> _TEXTE FOURNI_:
______________________________

Étrange Festival 2012 – Catégorie « Compétition Nouveau Genre »

Au sein même de l’Etrange Festival, déjà assez barré dans son ensemble, on trouve un certain lot d’ovnis, souvent classés soit dans la catégorie « Nouveau Genre », soit compris dans les différentes nuits du festival, telles que la nuit Zombie (où nous n’avons pas eu la chance d’aller) avec des Zombies Ass, O Zombie et autres folies. Mais à travers ces différents ovnis, on en trouve facilement de toutes sortes, certains poétiques, certains macabres, d’autres totalement décalés. Berberian Sound Studio lui, s’avère être un ovni, parmi les ovnis.
Ce film réalisé par l’anglais Peter Strickland, a qui l’on doit Katalin Varga, notamment remarqué pour sa bande son à Berlin, nous marque de la manière la plus étrange possible, à première vue, le film s’avère assez hermétique, dur à suivre, voir même absurde par son travail constant sur la mécanique du son plutôt que de l’action. Mais au fur et à mesure que le récit avance, il se positionne de manière de plus en plus violente et étrange sur sa référence majeure qu’est celle du giallo, genre italien survivant aujourd’hui avec difficulté.

______________________________

> _DOCUMENTS FOURNIS_:
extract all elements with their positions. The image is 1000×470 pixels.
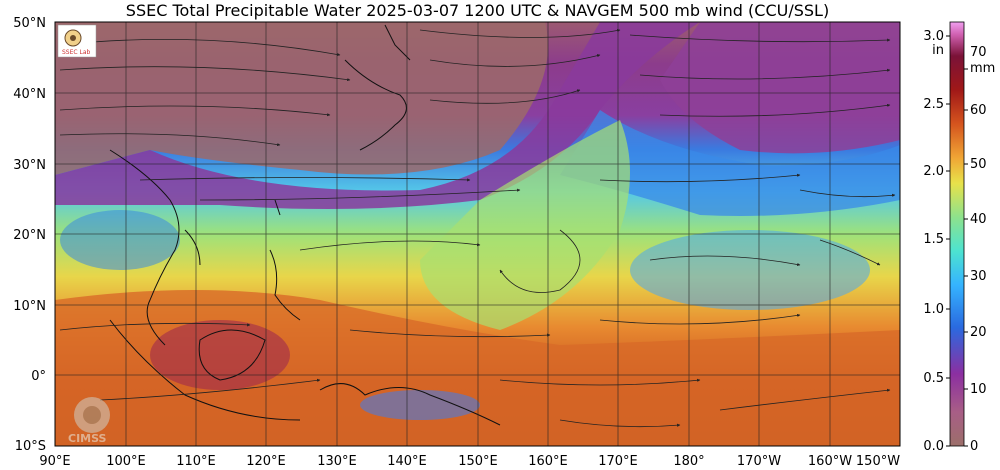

______________________________

> _CONSIGNE_: Extrayez du texte sur l'Étrange Festival le passage qui va de « Ce film réalisé » jusqu'à « aujourd’hui avec difficulté. » inclus. Les documents fournis n'ont rien à voir avec le texte.

> _RÉPONSE_:
Ce film réalisé par l’anglais Peter Strickland, a qui l’on doit Katalin Varga, notamment remarqué pour sa bande son à Berlin, nous marque de la manière la plus étrange possible, à première vue, le film s’avère assez hermétique, dur à suivre, voir même absurde par son travail constant sur la mécanique du son plutôt que de l’action. Mais au fur et à mesure que le récit avance, il se positionne de manière de plus en plus violente et étrange sur sa référence majeure qu’est celle du giallo, genre italien survivant aujourd’hui avec difficulté.